(JOB):
Repeat, without any change, the entries presented below.

(ITEMS):

* Start *

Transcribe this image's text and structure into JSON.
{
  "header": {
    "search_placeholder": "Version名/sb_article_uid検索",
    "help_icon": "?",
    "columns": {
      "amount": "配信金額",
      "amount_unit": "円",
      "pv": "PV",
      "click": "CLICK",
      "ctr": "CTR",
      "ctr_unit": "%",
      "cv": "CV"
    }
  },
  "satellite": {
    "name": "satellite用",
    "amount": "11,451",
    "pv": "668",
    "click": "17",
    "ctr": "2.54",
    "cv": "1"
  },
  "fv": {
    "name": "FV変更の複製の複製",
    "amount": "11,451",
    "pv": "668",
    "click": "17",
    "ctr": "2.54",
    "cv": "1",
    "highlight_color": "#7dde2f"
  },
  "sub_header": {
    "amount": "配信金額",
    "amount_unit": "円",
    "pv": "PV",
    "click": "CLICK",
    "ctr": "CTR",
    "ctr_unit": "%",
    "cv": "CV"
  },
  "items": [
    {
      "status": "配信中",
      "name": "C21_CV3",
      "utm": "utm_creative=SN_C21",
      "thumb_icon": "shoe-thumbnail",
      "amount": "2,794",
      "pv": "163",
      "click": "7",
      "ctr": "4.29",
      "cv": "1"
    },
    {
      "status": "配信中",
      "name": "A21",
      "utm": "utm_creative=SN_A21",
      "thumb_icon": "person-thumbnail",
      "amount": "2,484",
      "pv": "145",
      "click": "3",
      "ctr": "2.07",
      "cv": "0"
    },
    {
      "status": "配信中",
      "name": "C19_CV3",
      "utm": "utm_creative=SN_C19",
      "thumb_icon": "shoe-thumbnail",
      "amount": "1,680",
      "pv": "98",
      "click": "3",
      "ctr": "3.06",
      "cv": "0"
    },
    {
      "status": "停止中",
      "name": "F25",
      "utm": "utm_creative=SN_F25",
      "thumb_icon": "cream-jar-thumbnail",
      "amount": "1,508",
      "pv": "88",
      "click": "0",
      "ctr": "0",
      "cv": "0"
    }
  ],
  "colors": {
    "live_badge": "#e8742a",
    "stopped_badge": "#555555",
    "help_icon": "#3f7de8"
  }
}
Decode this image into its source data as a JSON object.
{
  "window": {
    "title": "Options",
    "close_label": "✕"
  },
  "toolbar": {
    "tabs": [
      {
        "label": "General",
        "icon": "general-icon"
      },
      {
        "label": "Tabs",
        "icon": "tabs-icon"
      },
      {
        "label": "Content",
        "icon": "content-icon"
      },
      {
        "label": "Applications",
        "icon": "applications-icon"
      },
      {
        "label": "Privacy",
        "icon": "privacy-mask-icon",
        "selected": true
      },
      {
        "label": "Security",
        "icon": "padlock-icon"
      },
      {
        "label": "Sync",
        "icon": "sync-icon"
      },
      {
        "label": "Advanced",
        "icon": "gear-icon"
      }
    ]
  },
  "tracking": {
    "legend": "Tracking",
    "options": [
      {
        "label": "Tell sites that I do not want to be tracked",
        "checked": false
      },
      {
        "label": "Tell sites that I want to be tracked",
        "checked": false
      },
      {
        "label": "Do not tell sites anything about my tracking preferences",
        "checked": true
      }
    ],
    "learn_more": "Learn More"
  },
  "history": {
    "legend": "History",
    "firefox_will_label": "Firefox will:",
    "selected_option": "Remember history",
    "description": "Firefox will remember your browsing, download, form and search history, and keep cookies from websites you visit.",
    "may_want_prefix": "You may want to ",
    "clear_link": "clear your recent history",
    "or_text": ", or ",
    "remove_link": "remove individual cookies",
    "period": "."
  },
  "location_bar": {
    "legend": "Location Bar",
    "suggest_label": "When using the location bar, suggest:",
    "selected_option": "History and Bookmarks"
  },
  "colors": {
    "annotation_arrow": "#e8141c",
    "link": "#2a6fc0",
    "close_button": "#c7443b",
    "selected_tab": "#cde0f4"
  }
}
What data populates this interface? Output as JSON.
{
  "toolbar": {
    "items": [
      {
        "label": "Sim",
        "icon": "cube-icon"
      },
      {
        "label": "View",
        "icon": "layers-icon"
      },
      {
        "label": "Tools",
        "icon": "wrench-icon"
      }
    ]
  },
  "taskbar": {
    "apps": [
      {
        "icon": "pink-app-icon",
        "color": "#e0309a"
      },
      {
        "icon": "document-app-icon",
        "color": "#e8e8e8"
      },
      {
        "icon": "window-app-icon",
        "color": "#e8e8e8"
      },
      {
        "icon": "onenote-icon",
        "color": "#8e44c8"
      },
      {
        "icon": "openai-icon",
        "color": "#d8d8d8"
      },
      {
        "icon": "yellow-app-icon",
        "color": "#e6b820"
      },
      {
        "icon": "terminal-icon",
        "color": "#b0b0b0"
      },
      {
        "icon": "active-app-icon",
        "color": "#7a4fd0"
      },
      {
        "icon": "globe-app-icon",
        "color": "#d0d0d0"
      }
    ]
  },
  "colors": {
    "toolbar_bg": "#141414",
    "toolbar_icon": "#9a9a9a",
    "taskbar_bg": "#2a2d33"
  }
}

* End *

(EXERCISE RESULT):
Transcribe this image's text and structure into JSON.
{
  "header": {
    "search_placeholder": "Version名/sb_article_uid検索",
    "help_icon": "?",
    "columns": {
      "amount": "配信金額",
      "amount_unit": "円",
      "pv": "PV",
      "click": "CLICK",
      "ctr": "CTR",
      "ctr_unit": "%",
      "cv": "CV"
    }
  },
  "satellite": {
    "name": "satellite用",
    "amount": "11,451",
    "pv": "668",
    "click": "17",
    "ctr": "2.54",
    "cv": "1"
  },
  "fv": {
    "name": "FV変更の複製の複製",
    "amount": "11,451",
    "pv": "668",
    "click": "17",
    "ctr": "2.54",
    "cv": "1",
    "highlight_color": "#7dde2f"
  },
  "sub_header": {
    "amount": "配信金額",
    "amount_unit": "円",
    "pv": "PV",
    "click": "CLICK",
    "ctr": "CTR",
    "ctr_unit": "%",
    "cv": "CV"
  },
  "items": [
    {
      "status": "配信中",
      "name": "C21_CV3",
      "utm": "utm_creative=SN_C21",
      "thumb_icon": "shoe-thumbnail",
      "amount": "2,794",
      "pv": "163",
      "click": "7",
      "ctr": "4.29",
      "cv": "1"
    },
    {
      "status": "配信中",
      "name": "A21",
      "utm": "utm_creative=SN_A21",
      "thumb_icon": "person-thumbnail",
      "amount": "2,484",
      "pv": "145",
      "click": "3",
      "ctr": "2.07",
      "cv": "0"
    },
    {
      "status": "配信中",
      "name": "C19_CV3",
      "utm": "utm_creative=SN_C19",
      "thumb_icon": "shoe-thumbnail",
      "amount": "1,680",
      "pv": "98",
      "click": "3",
      "ctr": "3.06",
      "cv": "0"
    },
    {
      "status": "停止中",
      "name": "F25",
      "utm": "utm_creative=SN_F25",
      "thumb_icon": "cream-jar-thumbnail",
      "amount": "1,508",
      "pv": "88",
      "click": "0",
      "ctr": "0",
      "cv": "0"
    }
  ],
  "colors": {
    "live_badge": "#e8742a",
    "stopped_badge": "#555555",
    "help_icon": "#3f7de8"
  }
}
Decode this image into its source data as a JSON object.
{
  "window": {
    "title": "Options",
    "close_label": "✕"
  },
  "toolbar": {
    "tabs": [
      {
        "label": "General",
        "icon": "general-icon"
      },
      {
        "label": "Tabs",
        "icon": "tabs-icon"
      },
      {
        "label": "Content",
        "icon": "content-icon"
      },
      {
        "label": "Applications",
        "icon": "applications-icon"
      },
      {
        "label": "Privacy",
        "icon": "privacy-mask-icon",
        "selected": true
      },
      {
        "label": "Security",
        "icon": "padlock-icon"
      },
      {
        "label": "Sync",
        "icon": "sync-icon"
      },
      {
        "label": "Advanced",
        "icon": "gear-icon"
      }
    ]
  },
  "tracking": {
    "legend": "Tracking",
    "options": [
      {
        "label": "Tell sites that I do not want to be tracked",
        "checked": false
      },
      {
        "label": "Tell sites that I want to be tracked",
        "checked": false
      },
      {
        "label": "Do not tell sites anything about my tracking preferences",
        "checked": true
      }
    ],
    "learn_more": "Learn More"
  },
  "history": {
    "legend": "History",
    "firefox_will_label": "Firefox will:",
    "selected_option": "Remember history",
    "description": "Firefox will remember your browsing, download, form and search history, and keep cookies from websites you visit.",
    "may_want_prefix": "You may want to ",
    "clear_link": "clear your recent history",
    "or_text": ", or ",
    "remove_link": "remove individual cookies",
    "period": "."
  },
  "location_bar": {
    "legend": "Location Bar",
    "suggest_label": "When using the location bar, suggest:",
    "selected_option": "History and Bookmarks"
  },
  "colors": {
    "annotation_arrow": "#e8141c",
    "link": "#2a6fc0",
    "close_button": "#c7443b",
    "selected_tab": "#cde0f4"
  }
}
What data populates this interface? Output as JSON.
{
  "toolbar": {
    "items": [
      {
        "label": "Sim",
        "icon": "cube-icon"
      },
      {
        "label": "View",
        "icon": "layers-icon"
      },
      {
        "label": "Tools",
        "icon": "wrench-icon"
      }
    ]
  },
  "taskbar": {
    "apps": [
      {
        "icon": "pink-app-icon",
        "color": "#e0309a"
      },
      {
        "icon": "document-app-icon",
        "color": "#e8e8e8"
      },
      {
        "icon": "window-app-icon",
        "color": "#e8e8e8"
      },
      {
        "icon": "onenote-icon",
        "color": "#8e44c8"
      },
      {
        "icon": "openai-icon",
        "color": "#d8d8d8"
      },
      {
        "icon": "yellow-app-icon",
        "color": "#e6b820"
      },
      {
        "icon": "terminal-icon",
        "color": "#b0b0b0"
      },
      {
        "icon": "active-app-icon",
        "color": "#7a4fd0"
      },
      {
        "icon": "globe-app-icon",
        "color": "#d0d0d0"
      }
    ]
  },
  "colors": {
    "toolbar_bg": "#141414",
    "toolbar_icon": "#9a9a9a",
    "taskbar_bg": "#2a2d33"
  }
}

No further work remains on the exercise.